*WHAT THIS TASK INVOLVES*
Set the listing down again in full, word for word, with the pictures left out.

*INFORMATION SHOWN*

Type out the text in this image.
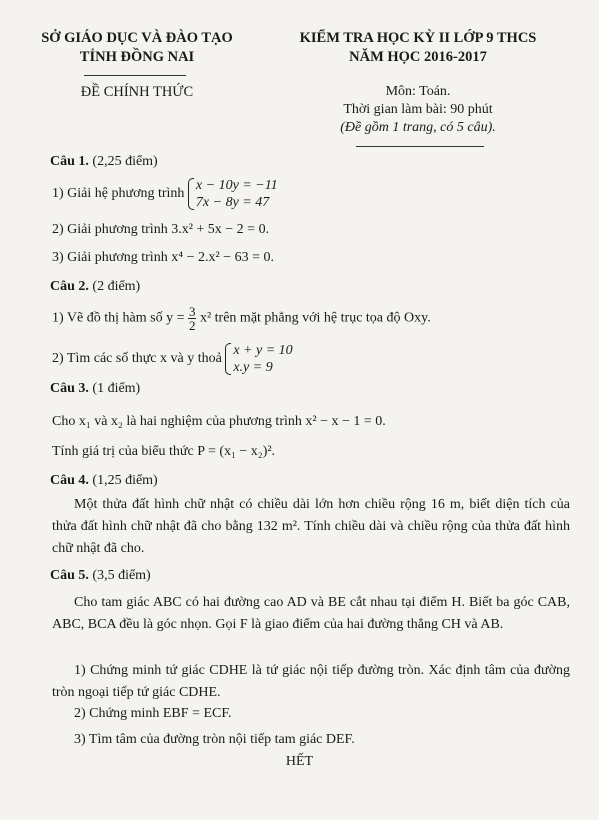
SỞ GIÁO DỤC VÀ ĐÀO TẠO
TỈNH ĐỒNG NAI
ĐỀ CHÍNH THỨC
KIỂM TRA HỌC KỲ II LỚP 9 THCS
NĂM HỌC 2016-2017
Môn: Toán.
Thời gian làm bài: 90 phút
(Đề gồm 1 trang, có 5 câu).
Câu 1. (2,25 điểm)
1) Giải hệ phương trình
x − 10y = −11
7x − 8y = 47
2) Giải phương trình 3.x² + 5x − 2 = 0.
3) Giải phương trình x⁴ − 2.x² − 63 = 0.
Câu 2. (2 điểm)
1) Vẽ đồ thị hàm số $y = \frac{3}{2} x^2$ trên mặt phẳng với hệ trục tọa độ Oxy.
2) Tìm các số thực x và y thoả
x + y = 10
x.y = 9
Câu 3. (1 điểm)
Cho x₁ và x₂ là hai nghiệm của phương trình x² − x − 1 = 0.
Tính giá trị của biểu thức P = (x₁ − x₂)².
Câu 4. (1,25 điểm)
Một thửa đất hình chữ nhật có chiều dài lớn hơn chiều rộng 16 m, biết diện tích của thửa đất hình chữ nhật đã cho bằng 132 m². Tính chiều dài và chiều rộng của thửa đất hình chữ nhật đã cho.
Câu 5. (3,5 điểm)
Cho tam giác ABC có hai đường cao AD và BE cắt nhau tại điểm H. Biết ba góc CAB, ABC, BCA đều là góc nhọn. Gọi F là giao điểm của hai đường thẳng CH và AB.
1) Chứng minh tứ giác CDHE là tứ giác nội tiếp đường tròn. Xác định tâm của đường tròn ngoại tiếp tứ giác CDHE.
2) Chứng minh EBF = ECF.
3) Tìm tâm của đường tròn nội tiếp tam giác DEF.
HẾT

*OUTPUT BELOW*
Type out the text in this image.
SỞ GIÁO DỤC VÀ ĐÀO TẠO
TỈNH ĐỒNG NAI
ĐỀ CHÍNH THỨC
KIỂM TRA HỌC KỲ II LỚP 9 THCS
NĂM HỌC 2016-2017
Môn: Toán.
Thời gian làm bài: 90 phút
(Đề gồm 1 trang, có 5 câu).
Câu 1. (2,25 điểm)
1) Giải hệ phương trình
x − 10y = −11
7x − 8y = 47
2) Giải phương trình 3.x² + 5x − 2 = 0.
3) Giải phương trình x⁴ − 2.x² − 63 = 0.
Câu 2. (2 điểm)
1) Vẽ đồ thị hàm số $y = \frac{3}{2} x^2$ trên mặt phẳng với hệ trục tọa độ Oxy.
2) Tìm các số thực x và y thoả
x + y = 10
x.y = 9
Câu 3. (1 điểm)
Cho x₁ và x₂ là hai nghiệm của phương trình x² − x − 1 = 0.
Tính giá trị của biểu thức P = (x₁ − x₂)².
Câu 4. (1,25 điểm)
Một thửa đất hình chữ nhật có chiều dài lớn hơn chiều rộng 16 m, biết diện tích của thửa đất hình chữ nhật đã cho bằng 132 m². Tính chiều dài và chiều rộng của thửa đất hình chữ nhật đã cho.
Câu 5. (3,5 điểm)
Cho tam giác ABC có hai đường cao AD và BE cắt nhau tại điểm H. Biết ba góc CAB, ABC, BCA đều là góc nhọn. Gọi F là giao điểm của hai đường thẳng CH và AB.
1) Chứng minh tứ giác CDHE là tứ giác nội tiếp đường tròn. Xác định tâm của đường tròn ngoại tiếp tứ giác CDHE.
2) Chứng minh EBF = ECF.
3) Tìm tâm của đường tròn nội tiếp tam giác DEF.
HẾT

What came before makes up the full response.